> _DESCRIPTION OF THE TASK_
Please retype the records below exactly, leaving out any pictures.

> _EXERCISE MATERIALS_
- - -

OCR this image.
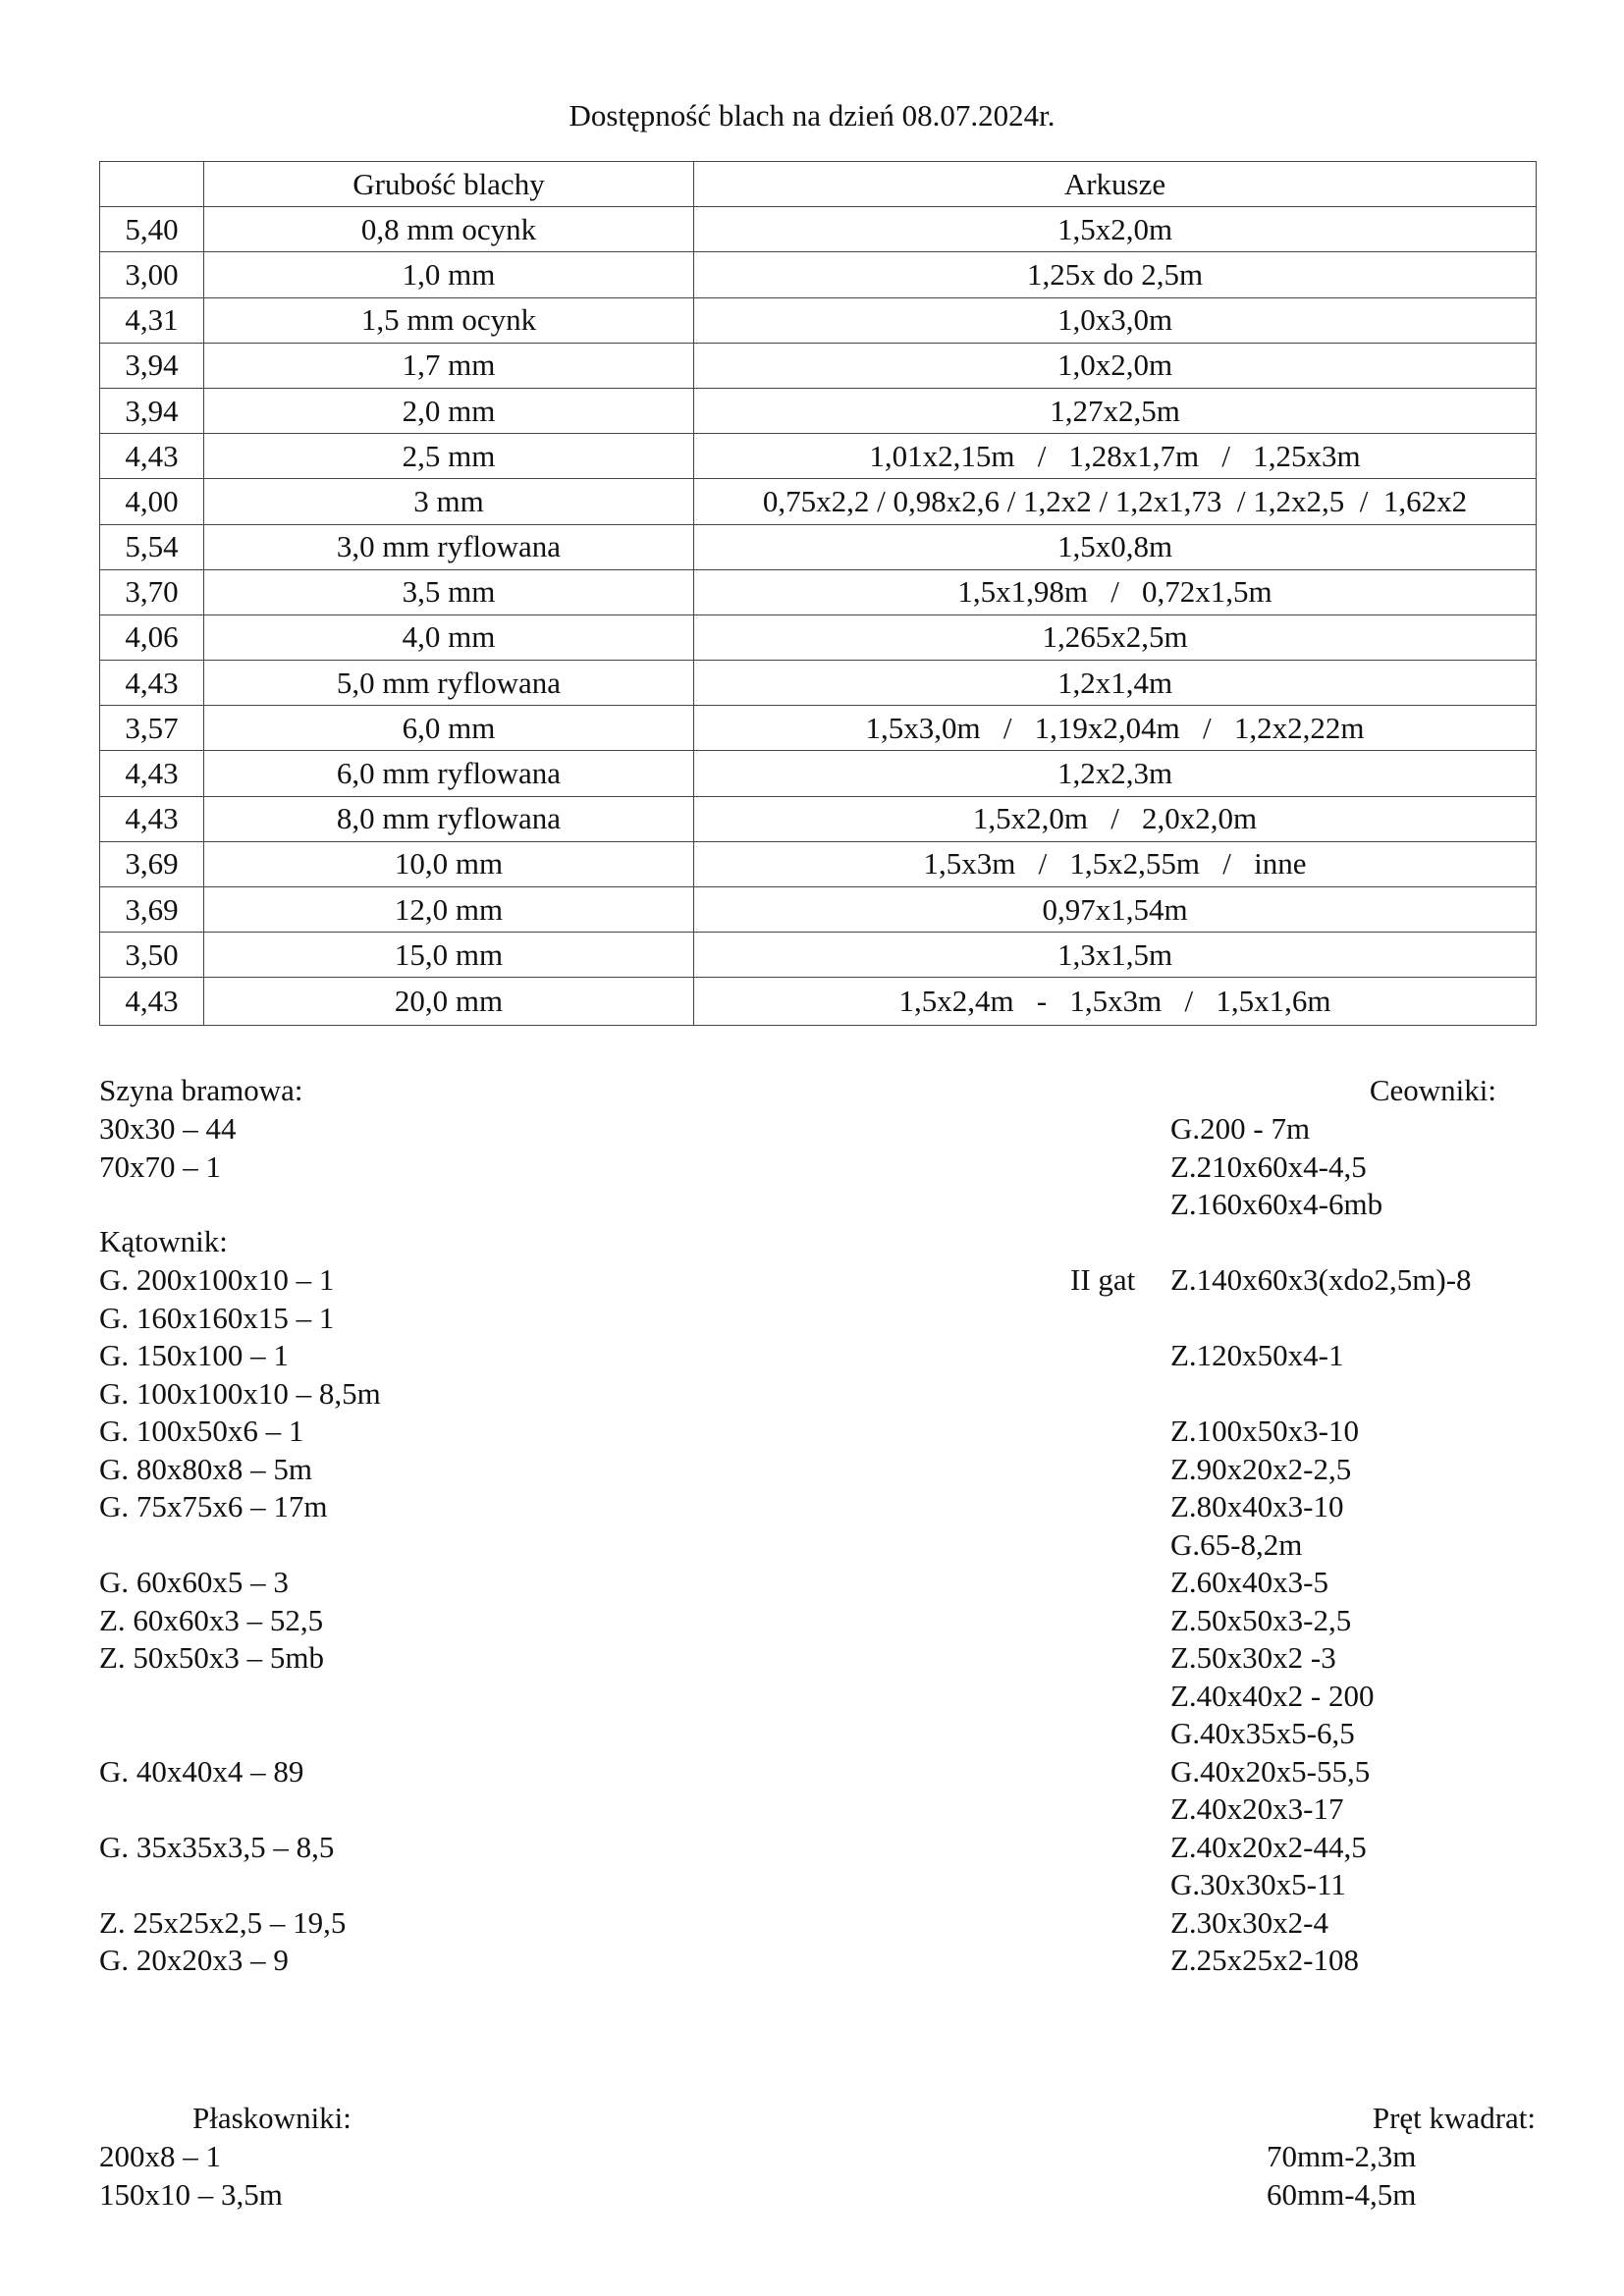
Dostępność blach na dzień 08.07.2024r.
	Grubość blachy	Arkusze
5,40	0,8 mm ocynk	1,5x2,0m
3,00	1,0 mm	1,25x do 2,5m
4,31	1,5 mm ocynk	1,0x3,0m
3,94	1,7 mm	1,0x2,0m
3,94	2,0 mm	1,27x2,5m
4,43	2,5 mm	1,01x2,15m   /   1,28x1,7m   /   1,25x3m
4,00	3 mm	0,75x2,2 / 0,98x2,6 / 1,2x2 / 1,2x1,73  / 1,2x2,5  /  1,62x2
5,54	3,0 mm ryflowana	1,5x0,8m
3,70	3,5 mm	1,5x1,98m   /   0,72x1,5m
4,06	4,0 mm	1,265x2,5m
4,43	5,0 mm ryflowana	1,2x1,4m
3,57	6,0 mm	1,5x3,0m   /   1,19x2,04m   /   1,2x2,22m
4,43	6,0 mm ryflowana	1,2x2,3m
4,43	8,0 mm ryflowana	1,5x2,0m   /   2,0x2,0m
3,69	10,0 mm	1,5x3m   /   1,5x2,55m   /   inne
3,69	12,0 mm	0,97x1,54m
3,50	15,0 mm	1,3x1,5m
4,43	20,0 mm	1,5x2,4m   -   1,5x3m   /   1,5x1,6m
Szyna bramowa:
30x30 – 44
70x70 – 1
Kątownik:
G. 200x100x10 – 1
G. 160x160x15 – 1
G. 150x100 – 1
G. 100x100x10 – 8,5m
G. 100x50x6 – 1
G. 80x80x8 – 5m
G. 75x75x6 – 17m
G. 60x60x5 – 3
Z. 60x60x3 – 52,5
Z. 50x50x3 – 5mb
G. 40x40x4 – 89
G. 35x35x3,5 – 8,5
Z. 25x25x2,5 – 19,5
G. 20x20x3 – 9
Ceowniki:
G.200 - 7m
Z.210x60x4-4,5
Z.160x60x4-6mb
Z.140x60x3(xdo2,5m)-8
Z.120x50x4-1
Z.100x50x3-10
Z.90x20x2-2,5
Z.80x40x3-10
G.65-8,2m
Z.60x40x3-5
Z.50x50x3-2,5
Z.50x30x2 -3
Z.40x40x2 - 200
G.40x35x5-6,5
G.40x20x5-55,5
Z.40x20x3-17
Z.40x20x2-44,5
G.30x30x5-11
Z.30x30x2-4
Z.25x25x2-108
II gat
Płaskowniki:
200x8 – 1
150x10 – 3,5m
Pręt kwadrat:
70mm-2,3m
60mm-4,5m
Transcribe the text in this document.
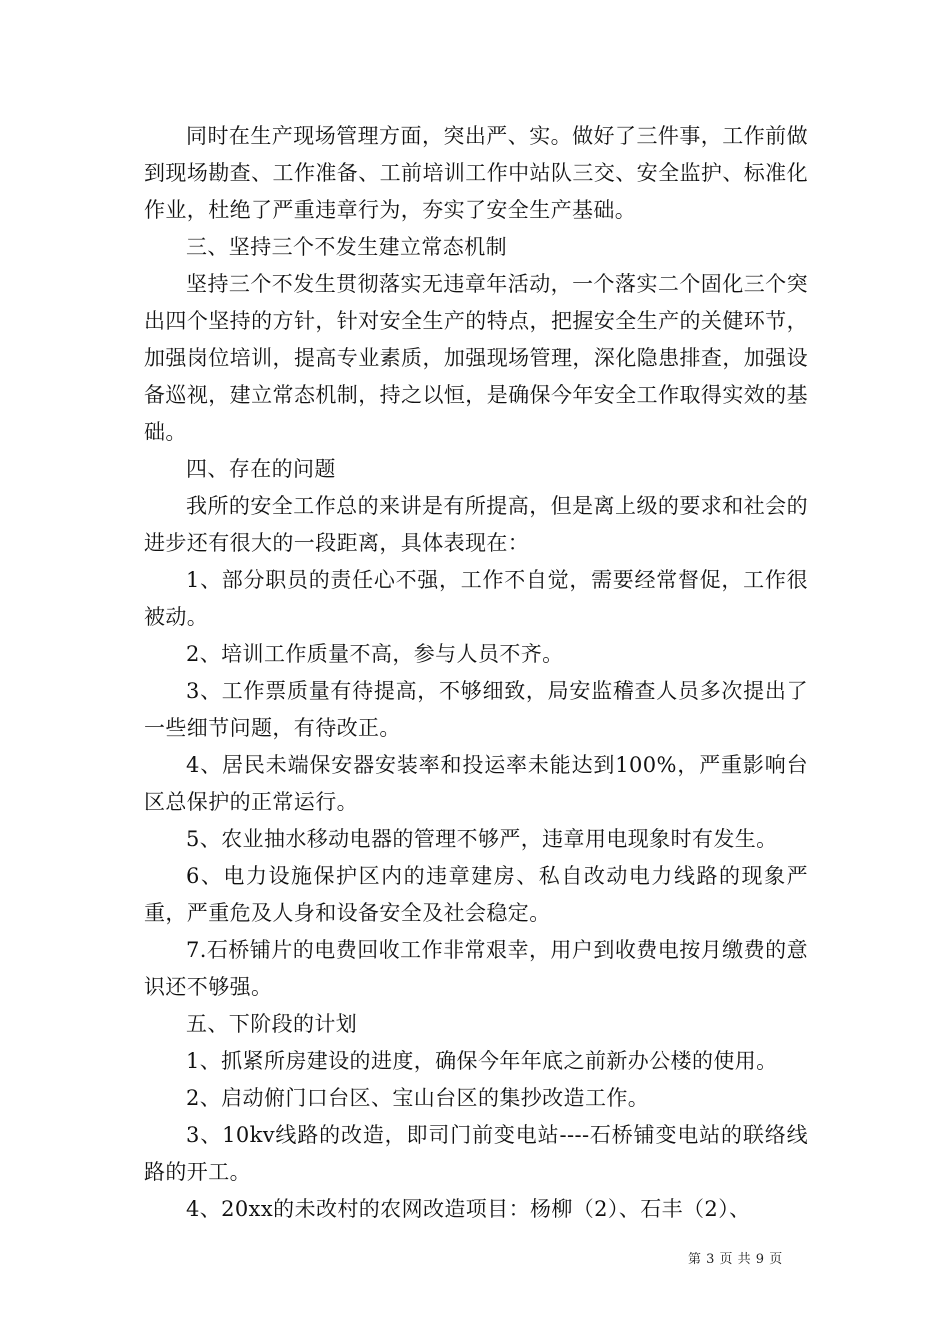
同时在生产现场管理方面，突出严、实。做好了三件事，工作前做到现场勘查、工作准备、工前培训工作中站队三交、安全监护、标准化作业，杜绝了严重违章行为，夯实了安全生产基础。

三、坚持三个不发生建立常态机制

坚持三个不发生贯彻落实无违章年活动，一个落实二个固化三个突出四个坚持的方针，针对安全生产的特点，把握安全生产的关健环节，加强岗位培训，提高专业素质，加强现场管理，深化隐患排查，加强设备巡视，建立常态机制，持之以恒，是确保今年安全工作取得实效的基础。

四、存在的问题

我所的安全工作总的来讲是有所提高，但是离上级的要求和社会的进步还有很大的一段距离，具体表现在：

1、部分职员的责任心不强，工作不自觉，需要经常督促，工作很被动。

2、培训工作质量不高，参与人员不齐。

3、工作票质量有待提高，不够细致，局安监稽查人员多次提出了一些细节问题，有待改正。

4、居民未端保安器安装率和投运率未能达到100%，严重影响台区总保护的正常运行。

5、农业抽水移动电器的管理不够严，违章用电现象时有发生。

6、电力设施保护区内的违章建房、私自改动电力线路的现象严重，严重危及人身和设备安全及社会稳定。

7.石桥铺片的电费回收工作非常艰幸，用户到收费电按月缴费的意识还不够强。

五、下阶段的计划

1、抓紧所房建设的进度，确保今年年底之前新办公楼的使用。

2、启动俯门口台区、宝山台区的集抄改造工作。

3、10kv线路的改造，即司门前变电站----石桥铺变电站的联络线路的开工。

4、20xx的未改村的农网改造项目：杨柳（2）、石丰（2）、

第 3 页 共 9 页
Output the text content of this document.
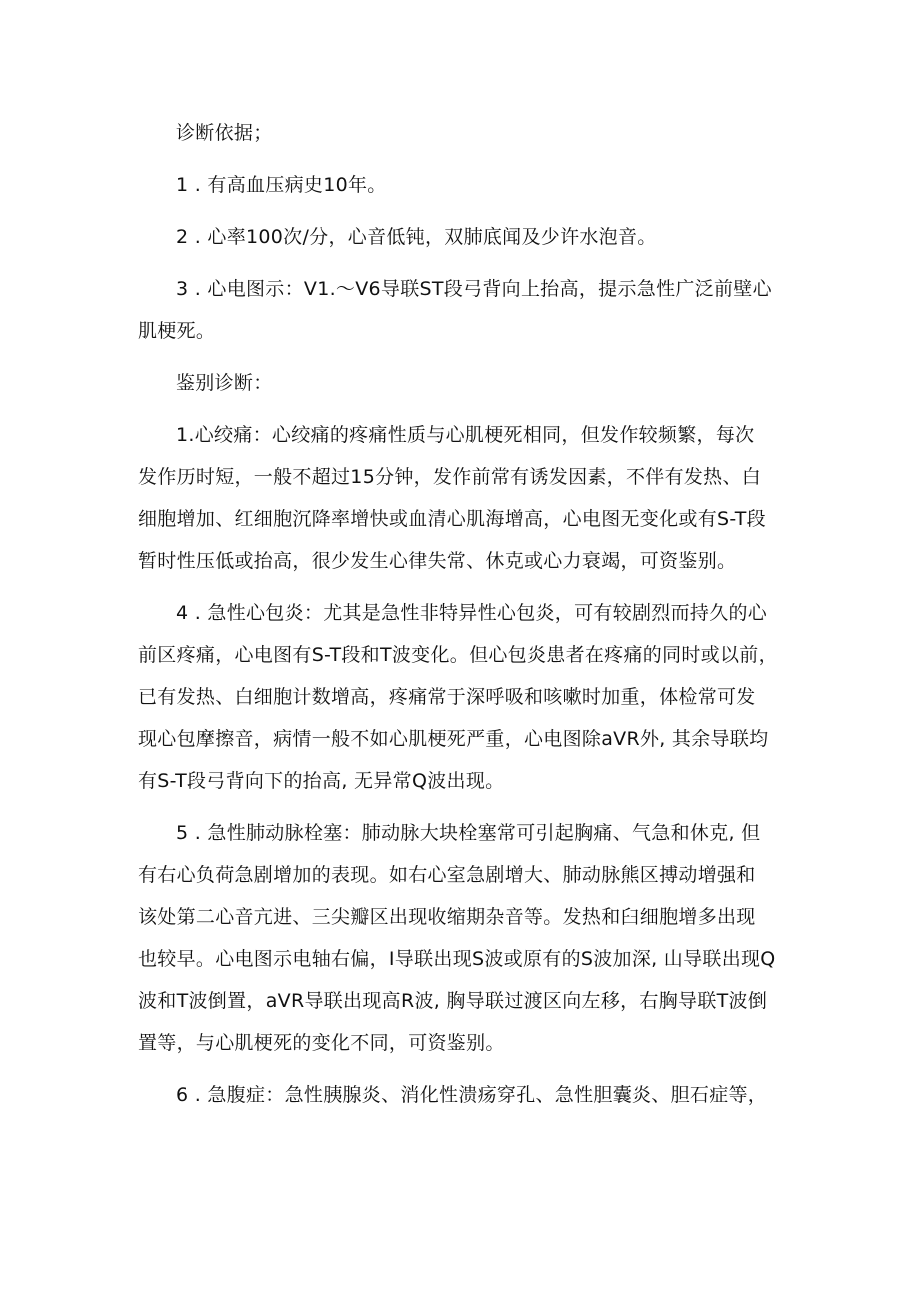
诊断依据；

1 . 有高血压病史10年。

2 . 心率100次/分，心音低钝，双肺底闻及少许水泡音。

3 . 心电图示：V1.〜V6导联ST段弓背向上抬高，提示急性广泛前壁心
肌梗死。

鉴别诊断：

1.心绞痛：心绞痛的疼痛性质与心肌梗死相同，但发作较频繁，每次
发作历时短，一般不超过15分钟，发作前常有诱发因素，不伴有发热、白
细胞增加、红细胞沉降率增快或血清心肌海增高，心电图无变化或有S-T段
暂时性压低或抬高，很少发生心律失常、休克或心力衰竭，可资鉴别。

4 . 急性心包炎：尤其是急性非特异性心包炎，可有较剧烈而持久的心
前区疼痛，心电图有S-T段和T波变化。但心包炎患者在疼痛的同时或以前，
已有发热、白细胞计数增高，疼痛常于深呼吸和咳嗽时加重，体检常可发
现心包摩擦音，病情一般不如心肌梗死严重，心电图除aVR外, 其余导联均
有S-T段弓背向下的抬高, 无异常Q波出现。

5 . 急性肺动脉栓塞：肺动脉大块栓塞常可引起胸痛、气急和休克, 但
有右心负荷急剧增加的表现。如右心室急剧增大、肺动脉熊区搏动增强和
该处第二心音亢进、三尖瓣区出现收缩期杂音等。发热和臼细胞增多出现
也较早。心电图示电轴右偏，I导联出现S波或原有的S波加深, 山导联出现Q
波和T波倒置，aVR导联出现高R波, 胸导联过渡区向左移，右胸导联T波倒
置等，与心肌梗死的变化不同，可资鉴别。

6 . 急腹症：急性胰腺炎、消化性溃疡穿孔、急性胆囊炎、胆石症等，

- - -

> _RESPONSE TO THIS EXERCISE_
OCR this image.
Dostępność blach na dzień 08.07.2024r.
	Grubość blachy	Arkusze
5,40	0,8 mm ocynk	1,5x2,0m
3,00	1,0 mm	1,25x do 2,5m
4,31	1,5 mm ocynk	1,0x3,0m
3,94	1,7 mm	1,0x2,0m
3,94	2,0 mm	1,27x2,5m
4,43	2,5 mm	1,01x2,15m   /   1,28x1,7m   /   1,25x3m
4,00	3 mm	0,75x2,2 / 0,98x2,6 / 1,2x2 / 1,2x1,73  / 1,2x2,5  /  1,62x2
5,54	3,0 mm ryflowana	1,5x0,8m
3,70	3,5 mm	1,5x1,98m   /   0,72x1,5m
4,06	4,0 mm	1,265x2,5m
4,43	5,0 mm ryflowana	1,2x1,4m
3,57	6,0 mm	1,5x3,0m   /   1,19x2,04m   /   1,2x2,22m
4,43	6,0 mm ryflowana	1,2x2,3m
4,43	8,0 mm ryflowana	1,5x2,0m   /   2,0x2,0m
3,69	10,0 mm	1,5x3m   /   1,5x2,55m   /   inne
3,69	12,0 mm	0,97x1,54m
3,50	15,0 mm	1,3x1,5m
4,43	20,0 mm	1,5x2,4m   -   1,5x3m   /   1,5x1,6m
Szyna bramowa:
30x30 – 44
70x70 – 1
Kątownik:
G. 200x100x10 – 1
G. 160x160x15 – 1
G. 150x100 – 1
G. 100x100x10 – 8,5m
G. 100x50x6 – 1
G. 80x80x8 – 5m
G. 75x75x6 – 17m
G. 60x60x5 – 3
Z. 60x60x3 – 52,5
Z. 50x50x3 – 5mb
G. 40x40x4 – 89
G. 35x35x3,5 – 8,5
Z. 25x25x2,5 – 19,5
G. 20x20x3 – 9
Ceowniki:
G.200 - 7m
Z.210x60x4-4,5
Z.160x60x4-6mb
Z.140x60x3(xdo2,5m)-8
Z.120x50x4-1
Z.100x50x3-10
Z.90x20x2-2,5
Z.80x40x3-10
G.65-8,2m
Z.60x40x3-5
Z.50x50x3-2,5
Z.50x30x2 -3
Z.40x40x2 - 200
G.40x35x5-6,5
G.40x20x5-55,5
Z.40x20x3-17
Z.40x20x2-44,5
G.30x30x5-11
Z.30x30x2-4
Z.25x25x2-108
II gat
Płaskowniki:
200x8 – 1
150x10 – 3,5m
Pręt kwadrat:
70mm-2,3m
60mm-4,5m
Transcribe the text in this document.
同时在生产现场管理方面，突出严、实。做好了三件事，工作前做到现场勘查、工作准备、工前培训工作中站队三交、安全监护、标准化作业，杜绝了严重违章行为，夯实了安全生产基础。

三、坚持三个不发生建立常态机制

坚持三个不发生贯彻落实无违章年活动，一个落实二个固化三个突出四个坚持的方针，针对安全生产的特点，把握安全生产的关健环节，加强岗位培训，提高专业素质，加强现场管理，深化隐患排查，加强设备巡视，建立常态机制，持之以恒，是确保今年安全工作取得实效的基础。

四、存在的问题

我所的安全工作总的来讲是有所提高，但是离上级的要求和社会的进步还有很大的一段距离，具体表现在：

1、部分职员的责任心不强，工作不自觉，需要经常督促，工作很被动。

2、培训工作质量不高，参与人员不齐。

3、工作票质量有待提高，不够细致，局安监稽查人员多次提出了一些细节问题，有待改正。

4、居民未端保安器安装率和投运率未能达到100%，严重影响台区总保护的正常运行。

5、农业抽水移动电器的管理不够严，违章用电现象时有发生。

6、电力设施保护区内的违章建房、私自改动电力线路的现象严重，严重危及人身和设备安全及社会稳定。

7.石桥铺片的电费回收工作非常艰幸，用户到收费电按月缴费的意识还不够强。

五、下阶段的计划

1、抓紧所房建设的进度，确保今年年底之前新办公楼的使用。

2、启动俯门口台区、宝山台区的集抄改造工作。

3、10kv线路的改造，即司门前变电站----石桥铺变电站的联络线路的开工。

4、20xx的未改村的农网改造项目：杨柳（2）、石丰（2）、

第 3 页 共 9 页
Output the text content of this document.
诊断依据；

1 . 有高血压病史10年。

2 . 心率100次/分，心音低钝，双肺底闻及少许水泡音。

3 . 心电图示：V1.〜V6导联ST段弓背向上抬高，提示急性广泛前壁心
肌梗死。

鉴别诊断：

1.心绞痛：心绞痛的疼痛性质与心肌梗死相同，但发作较频繁，每次
发作历时短，一般不超过15分钟，发作前常有诱发因素，不伴有发热、白
细胞增加、红细胞沉降率增快或血清心肌海增高，心电图无变化或有S-T段
暂时性压低或抬高，很少发生心律失常、休克或心力衰竭，可资鉴别。

4 . 急性心包炎：尤其是急性非特异性心包炎，可有较剧烈而持久的心
前区疼痛，心电图有S-T段和T波变化。但心包炎患者在疼痛的同时或以前，
已有发热、白细胞计数增高，疼痛常于深呼吸和咳嗽时加重，体检常可发
现心包摩擦音，病情一般不如心肌梗死严重，心电图除aVR外, 其余导联均
有S-T段弓背向下的抬高, 无异常Q波出现。

5 . 急性肺动脉栓塞：肺动脉大块栓塞常可引起胸痛、气急和休克, 但
有右心负荷急剧增加的表现。如右心室急剧增大、肺动脉熊区搏动增强和
该处第二心音亢进、三尖瓣区出现收缩期杂音等。发热和臼细胞增多出现
也较早。心电图示电轴右偏，I导联出现S波或原有的S波加深, 山导联出现Q
波和T波倒置，aVR导联出现高R波, 胸导联过渡区向左移，右胸导联T波倒
置等，与心肌梗死的变化不同，可资鉴别。

6 . 急腹症：急性胰腺炎、消化性溃疡穿孔、急性胆囊炎、胆石症等，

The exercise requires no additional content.